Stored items
- - -
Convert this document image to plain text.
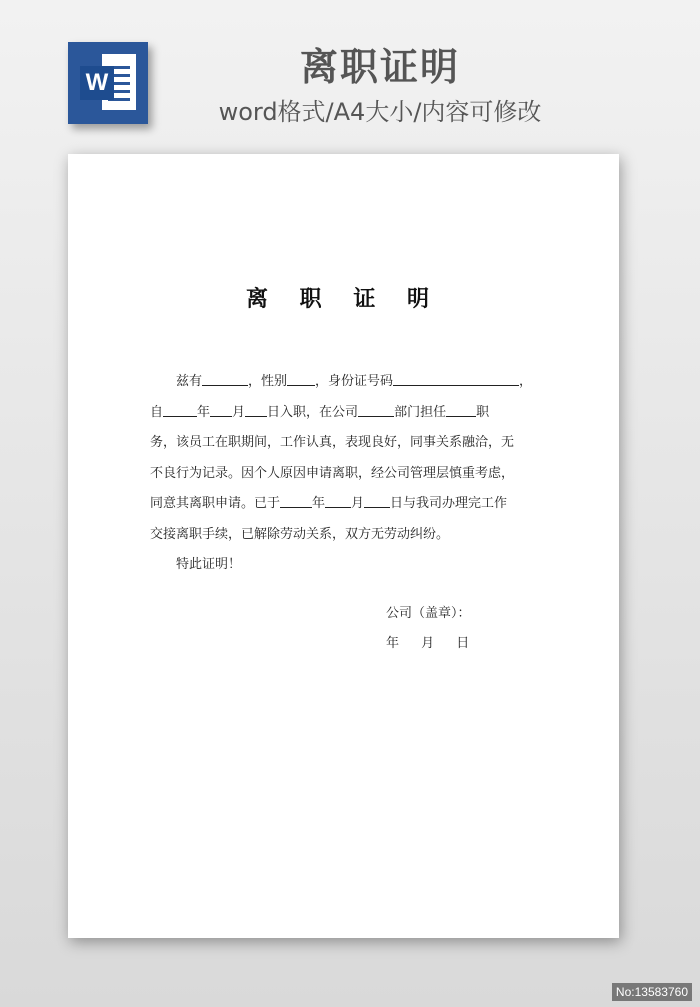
W	离职证明
word格式/A4大小/内容可修改
离 职 证 明
兹有	，性别 ，身份证号码	，
自	年 月 日入职，在公司	部门担任 职
务，该员工在职期间，工作认真，表现良好，同事关系融洽，无
不良行为记录。因个人原因申请离职，经公司管理层慎重考虑，
同意其离职申请。已于 年 月 日与我司办理完工作
交接离职手续，已解除劳动关系，双方无劳动纠纷。
特此证明！
公司（盖章）：
年 月 日
No:13583760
- - -
• **Exercise brief**
Reproduce the entries above exactly. Do not include the images.

• **Answer in full**
Convert this document image to plain text.
W	离职证明
word格式/A4大小/内容可修改
离 职 证 明
兹有	，性别 ，身份证号码	，
自	年 月 日入职，在公司	部门担任 职
务，该员工在职期间，工作认真，表现良好，同事关系融洽，无
不良行为记录。因个人原因申请离职，经公司管理层慎重考虑，
同意其离职申请。已于 年 月 日与我司办理完工作
交接离职手续，已解除劳动关系，双方无劳动纠纷。
特此证明！
公司（盖章）：
年 月 日
No:13583760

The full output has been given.